— begin Working data —

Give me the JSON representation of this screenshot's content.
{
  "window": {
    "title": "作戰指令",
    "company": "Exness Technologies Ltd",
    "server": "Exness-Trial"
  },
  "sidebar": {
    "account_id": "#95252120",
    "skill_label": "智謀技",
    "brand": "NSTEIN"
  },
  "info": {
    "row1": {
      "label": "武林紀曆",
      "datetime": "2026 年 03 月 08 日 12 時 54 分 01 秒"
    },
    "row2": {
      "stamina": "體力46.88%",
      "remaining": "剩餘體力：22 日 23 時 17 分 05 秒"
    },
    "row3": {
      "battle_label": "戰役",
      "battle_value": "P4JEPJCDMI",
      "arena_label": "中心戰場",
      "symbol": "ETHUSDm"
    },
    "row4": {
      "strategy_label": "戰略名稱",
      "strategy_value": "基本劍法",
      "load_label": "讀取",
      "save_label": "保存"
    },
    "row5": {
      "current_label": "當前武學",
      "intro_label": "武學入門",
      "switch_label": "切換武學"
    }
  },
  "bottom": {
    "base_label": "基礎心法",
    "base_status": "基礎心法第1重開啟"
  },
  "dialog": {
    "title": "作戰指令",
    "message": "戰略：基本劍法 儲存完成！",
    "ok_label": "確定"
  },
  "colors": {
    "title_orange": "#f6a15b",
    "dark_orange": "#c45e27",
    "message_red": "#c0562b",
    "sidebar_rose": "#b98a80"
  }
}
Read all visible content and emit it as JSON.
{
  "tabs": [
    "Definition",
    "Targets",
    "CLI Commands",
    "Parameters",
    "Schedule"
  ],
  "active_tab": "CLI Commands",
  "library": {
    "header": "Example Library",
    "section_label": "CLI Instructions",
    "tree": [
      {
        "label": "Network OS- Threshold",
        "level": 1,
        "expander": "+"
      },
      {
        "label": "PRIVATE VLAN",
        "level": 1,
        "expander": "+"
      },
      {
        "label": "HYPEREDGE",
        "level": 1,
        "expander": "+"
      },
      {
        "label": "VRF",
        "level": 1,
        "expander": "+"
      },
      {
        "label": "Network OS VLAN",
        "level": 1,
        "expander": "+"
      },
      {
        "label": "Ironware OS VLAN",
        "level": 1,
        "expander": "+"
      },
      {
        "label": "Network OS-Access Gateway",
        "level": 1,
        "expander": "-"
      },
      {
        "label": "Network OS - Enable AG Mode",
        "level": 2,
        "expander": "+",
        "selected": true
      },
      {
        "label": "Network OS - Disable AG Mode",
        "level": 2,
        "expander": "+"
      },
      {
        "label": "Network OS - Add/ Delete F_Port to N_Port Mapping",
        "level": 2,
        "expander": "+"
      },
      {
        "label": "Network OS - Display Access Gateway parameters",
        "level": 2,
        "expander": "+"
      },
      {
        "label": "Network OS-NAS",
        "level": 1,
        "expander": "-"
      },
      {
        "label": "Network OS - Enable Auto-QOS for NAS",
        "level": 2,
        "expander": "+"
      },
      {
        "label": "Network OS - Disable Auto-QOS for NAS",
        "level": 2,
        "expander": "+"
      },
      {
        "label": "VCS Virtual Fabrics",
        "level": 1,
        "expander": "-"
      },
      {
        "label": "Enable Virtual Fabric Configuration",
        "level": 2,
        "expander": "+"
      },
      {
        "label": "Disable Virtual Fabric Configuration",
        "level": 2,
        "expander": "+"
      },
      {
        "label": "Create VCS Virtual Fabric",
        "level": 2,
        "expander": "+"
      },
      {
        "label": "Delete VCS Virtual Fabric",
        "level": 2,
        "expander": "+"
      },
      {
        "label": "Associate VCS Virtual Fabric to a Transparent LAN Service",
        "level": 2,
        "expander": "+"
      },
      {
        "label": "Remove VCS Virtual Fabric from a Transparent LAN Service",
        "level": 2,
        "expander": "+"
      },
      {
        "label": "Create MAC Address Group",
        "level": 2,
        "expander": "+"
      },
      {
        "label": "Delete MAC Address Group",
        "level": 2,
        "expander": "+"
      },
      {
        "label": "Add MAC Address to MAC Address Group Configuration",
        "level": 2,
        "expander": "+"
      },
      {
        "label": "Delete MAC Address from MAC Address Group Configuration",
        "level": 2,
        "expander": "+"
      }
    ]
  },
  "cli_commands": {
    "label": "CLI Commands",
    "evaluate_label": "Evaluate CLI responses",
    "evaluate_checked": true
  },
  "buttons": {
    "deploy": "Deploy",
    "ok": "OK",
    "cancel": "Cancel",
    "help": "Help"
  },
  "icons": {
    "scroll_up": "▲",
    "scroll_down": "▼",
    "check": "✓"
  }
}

— end Working data —
— begin Working data —

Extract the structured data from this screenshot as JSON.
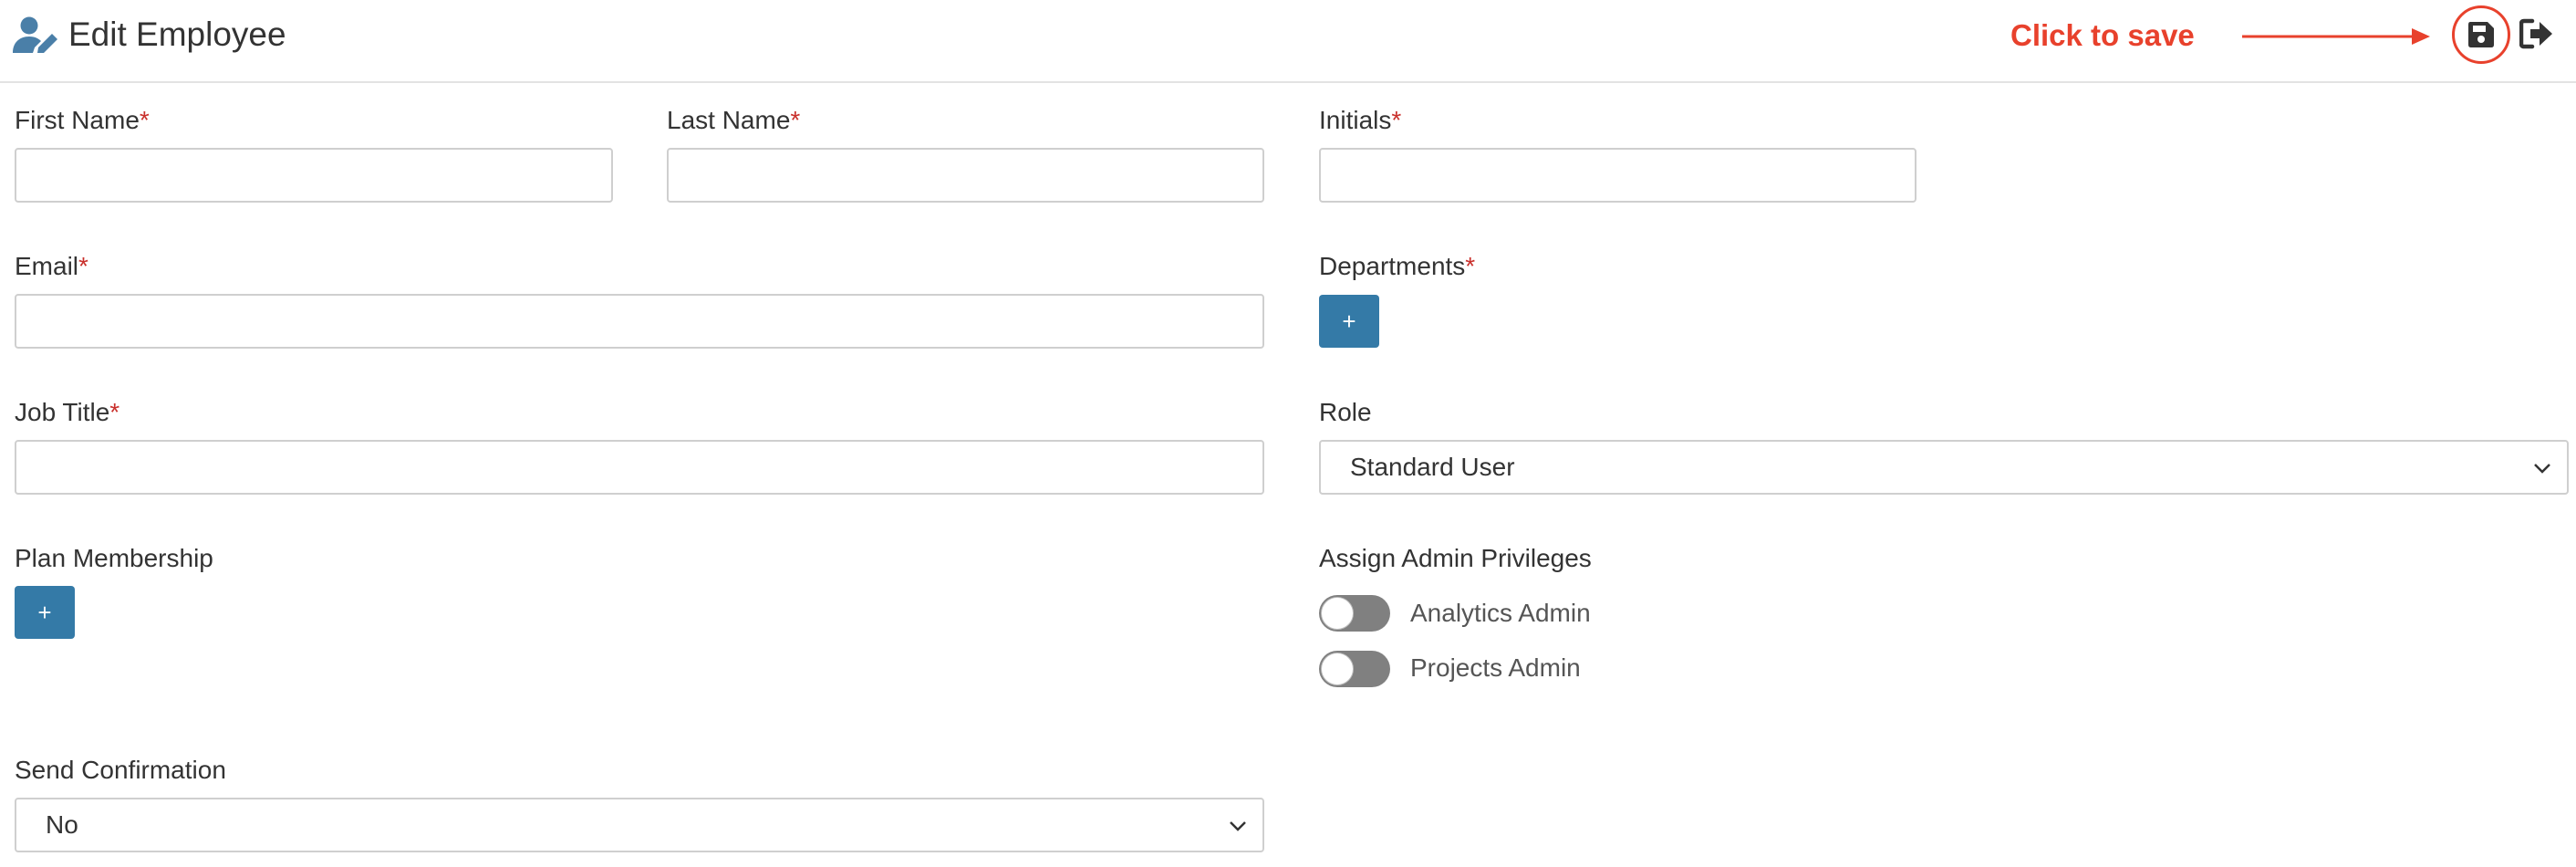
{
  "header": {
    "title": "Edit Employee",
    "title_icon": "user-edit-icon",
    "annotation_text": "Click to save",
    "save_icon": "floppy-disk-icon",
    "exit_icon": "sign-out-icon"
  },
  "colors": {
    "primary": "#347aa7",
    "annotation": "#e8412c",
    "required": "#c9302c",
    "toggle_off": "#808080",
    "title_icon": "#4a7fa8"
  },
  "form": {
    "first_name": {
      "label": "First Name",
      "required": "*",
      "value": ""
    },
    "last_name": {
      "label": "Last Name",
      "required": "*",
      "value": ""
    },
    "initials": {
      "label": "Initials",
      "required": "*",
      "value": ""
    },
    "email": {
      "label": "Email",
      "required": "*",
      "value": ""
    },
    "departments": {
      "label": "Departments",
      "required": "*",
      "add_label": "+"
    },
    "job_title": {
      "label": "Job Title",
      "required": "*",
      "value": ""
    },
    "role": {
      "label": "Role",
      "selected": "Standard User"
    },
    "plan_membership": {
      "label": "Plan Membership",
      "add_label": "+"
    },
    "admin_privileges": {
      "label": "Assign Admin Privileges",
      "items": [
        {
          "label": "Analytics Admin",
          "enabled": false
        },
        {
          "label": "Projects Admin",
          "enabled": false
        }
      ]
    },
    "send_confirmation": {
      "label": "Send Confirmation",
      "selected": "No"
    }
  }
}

— end Working data —

- Job: In the material above, how many lines hold the word "Network"? Say only the number.

- Problem solution: 10